**EXTRACTED INFORMATION**
□ □ □
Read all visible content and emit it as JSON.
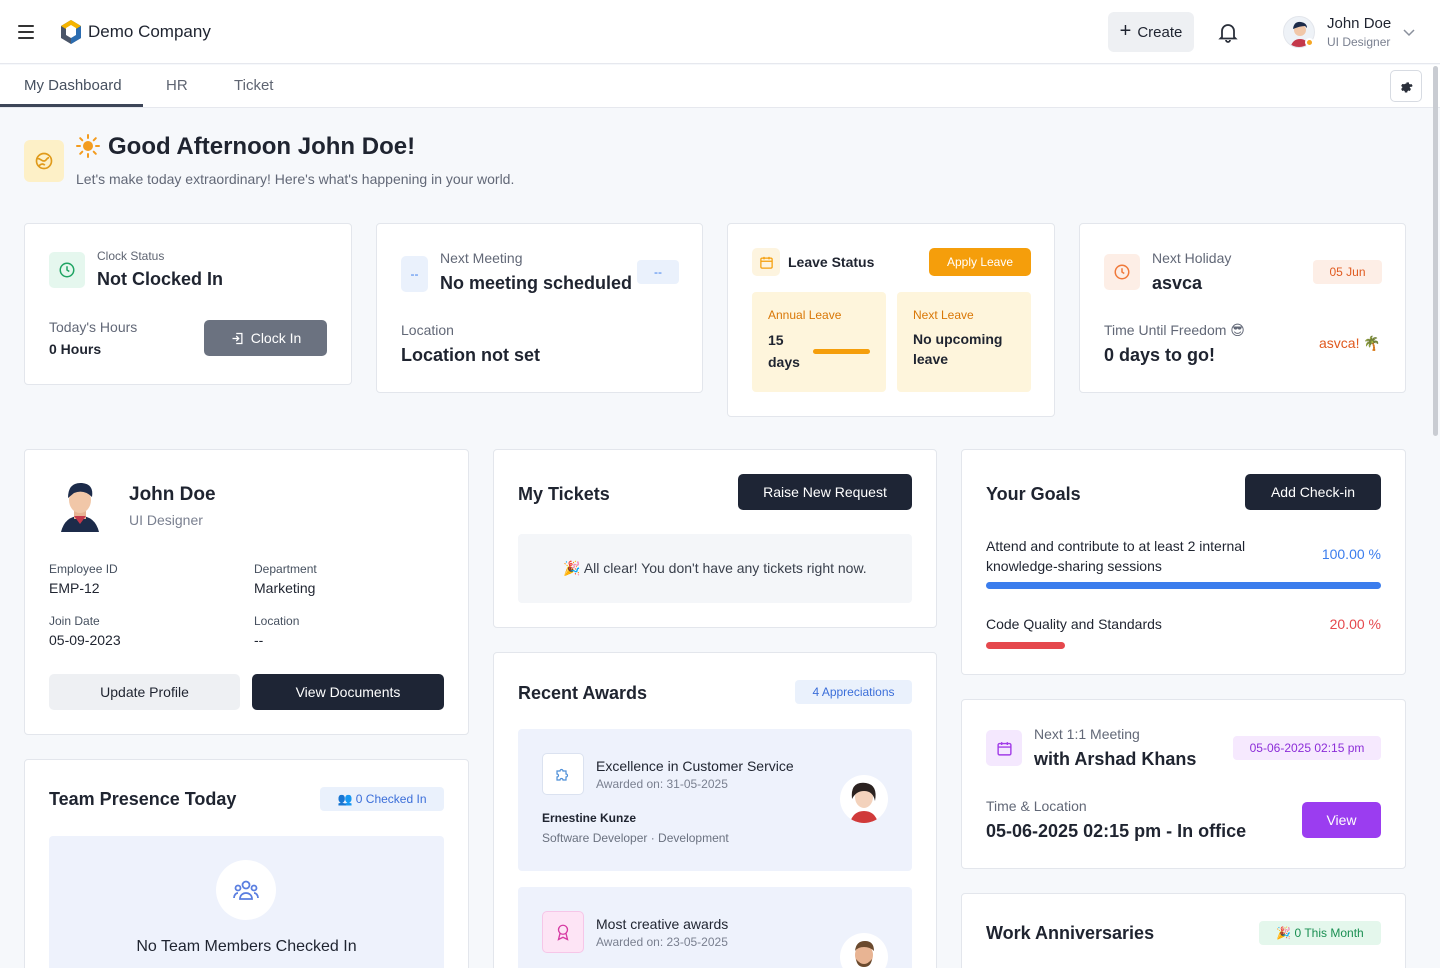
{
  "header": {
    "company": "Demo Company",
    "create_label": "Create",
    "user_name": "John Doe",
    "user_role": "UI Designer"
  },
  "tabs": [
    {
      "label": "My Dashboard"
    },
    {
      "label": "HR"
    },
    {
      "label": "Ticket"
    }
  ],
  "greeting": {
    "title": "Good Afternoon John Doe!",
    "subtitle": "Let's make today extraordinary! Here's what's happening in your world."
  },
  "clock": {
    "label": "Clock Status",
    "status": "Not Clocked In",
    "hours_label": "Today's Hours",
    "hours_value": "0 Hours",
    "button": "Clock In"
  },
  "meeting": {
    "label": "Next Meeting",
    "title": "No meeting scheduled",
    "badge": "--",
    "icon_text": "--",
    "location_label": "Location",
    "location_value": "Location not set"
  },
  "leave": {
    "title": "Leave Status",
    "button": "Apply Leave",
    "annual_label": "Annual Leave",
    "annual_value": "15 days",
    "annual_progress": 1.0,
    "next_label": "Next Leave",
    "next_value": "No upcoming leave"
  },
  "holiday": {
    "label": "Next Holiday",
    "name": "asvca",
    "date_badge": "05 Jun",
    "freedom_label": "Time Until Freedom 😎",
    "freedom_value": "0 days to go!",
    "note": "asvca! 🌴"
  },
  "profile": {
    "name": "John Doe",
    "role": "UI Designer",
    "employee_id_label": "Employee ID",
    "employee_id": "EMP-12",
    "department_label": "Department",
    "department": "Marketing",
    "join_date_label": "Join Date",
    "join_date": "05-09-2023",
    "location_label": "Location",
    "location": "--",
    "update_button": "Update Profile",
    "documents_button": "View Documents"
  },
  "tickets": {
    "title": "My Tickets",
    "button": "Raise New Request",
    "empty": "🎉 All clear! You don't have any tickets right now."
  },
  "goals": {
    "title": "Your Goals",
    "button": "Add Check-in",
    "items": [
      {
        "text": "Attend and contribute to at least 2 internal knowledge-sharing sessions",
        "percent_label": "100.00 %",
        "progress": 1.0,
        "color": "#3b7ded"
      },
      {
        "text": "Code Quality and Standards",
        "percent_label": "20.00 %",
        "progress": 0.2,
        "color": "#e5484d"
      }
    ]
  },
  "team": {
    "title": "Team Presence Today",
    "badge": "👥 0 Checked In",
    "empty": "No Team Members Checked In"
  },
  "awards": {
    "title": "Recent Awards",
    "badge": "4 Appreciations",
    "items": [
      {
        "title": "Excellence in Customer Service",
        "date": "Awarded on: 31-05-2025",
        "person": "Ernestine Kunze",
        "meta": "Software Developer · Development"
      },
      {
        "title": "Most creative awards",
        "date": "Awarded on: 23-05-2025"
      }
    ]
  },
  "one_on_one": {
    "label": "Next 1:1 Meeting",
    "title": "with Arshad Khans",
    "badge": "05-06-2025 02:15 pm",
    "tl_label": "Time & Location",
    "tl_value": "05-06-2025 02:15 pm - In office",
    "button": "View"
  },
  "anniversaries": {
    "title": "Work Anniversaries",
    "badge": "🎉 0 This Month"
  },
  "colors": {
    "accent_dark": "#1e2535",
    "leave_orange": "#f59e0b",
    "purple": "#9b3df0",
    "goal_blue": "#3b7ded",
    "goal_red": "#e5484d"
  }
}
□ □ □
Can you repeat every record above exactly, apart from the pictures?

**RESULT OF THIS EXERCISE**
Read all visible content and emit it as JSON.
{
  "header": {
    "company": "Demo Company",
    "create_label": "Create",
    "user_name": "John Doe",
    "user_role": "UI Designer"
  },
  "tabs": [
    {
      "label": "My Dashboard"
    },
    {
      "label": "HR"
    },
    {
      "label": "Ticket"
    }
  ],
  "greeting": {
    "title": "Good Afternoon John Doe!",
    "subtitle": "Let's make today extraordinary! Here's what's happening in your world."
  },
  "clock": {
    "label": "Clock Status",
    "status": "Not Clocked In",
    "hours_label": "Today's Hours",
    "hours_value": "0 Hours",
    "button": "Clock In"
  },
  "meeting": {
    "label": "Next Meeting",
    "title": "No meeting scheduled",
    "badge": "--",
    "icon_text": "--",
    "location_label": "Location",
    "location_value": "Location not set"
  },
  "leave": {
    "title": "Leave Status",
    "button": "Apply Leave",
    "annual_label": "Annual Leave",
    "annual_value": "15 days",
    "annual_progress": 1.0,
    "next_label": "Next Leave",
    "next_value": "No upcoming leave"
  },
  "holiday": {
    "label": "Next Holiday",
    "name": "asvca",
    "date_badge": "05 Jun",
    "freedom_label": "Time Until Freedom 😎",
    "freedom_value": "0 days to go!",
    "note": "asvca! 🌴"
  },
  "profile": {
    "name": "John Doe",
    "role": "UI Designer",
    "employee_id_label": "Employee ID",
    "employee_id": "EMP-12",
    "department_label": "Department",
    "department": "Marketing",
    "join_date_label": "Join Date",
    "join_date": "05-09-2023",
    "location_label": "Location",
    "location": "--",
    "update_button": "Update Profile",
    "documents_button": "View Documents"
  },
  "tickets": {
    "title": "My Tickets",
    "button": "Raise New Request",
    "empty": "🎉 All clear! You don't have any tickets right now."
  },
  "goals": {
    "title": "Your Goals",
    "button": "Add Check-in",
    "items": [
      {
        "text": "Attend and contribute to at least 2 internal knowledge-sharing sessions",
        "percent_label": "100.00 %",
        "progress": 1.0,
        "color": "#3b7ded"
      },
      {
        "text": "Code Quality and Standards",
        "percent_label": "20.00 %",
        "progress": 0.2,
        "color": "#e5484d"
      }
    ]
  },
  "team": {
    "title": "Team Presence Today",
    "badge": "👥 0 Checked In",
    "empty": "No Team Members Checked In"
  },
  "awards": {
    "title": "Recent Awards",
    "badge": "4 Appreciations",
    "items": [
      {
        "title": "Excellence in Customer Service",
        "date": "Awarded on: 31-05-2025",
        "person": "Ernestine Kunze",
        "meta": "Software Developer · Development"
      },
      {
        "title": "Most creative awards",
        "date": "Awarded on: 23-05-2025"
      }
    ]
  },
  "one_on_one": {
    "label": "Next 1:1 Meeting",
    "title": "with Arshad Khans",
    "badge": "05-06-2025 02:15 pm",
    "tl_label": "Time & Location",
    "tl_value": "05-06-2025 02:15 pm - In office",
    "button": "View"
  },
  "anniversaries": {
    "title": "Work Anniversaries",
    "badge": "🎉 0 This Month"
  },
  "colors": {
    "accent_dark": "#1e2535",
    "leave_orange": "#f59e0b",
    "purple": "#9b3df0",
    "goal_blue": "#3b7ded",
    "goal_red": "#e5484d"
  }
}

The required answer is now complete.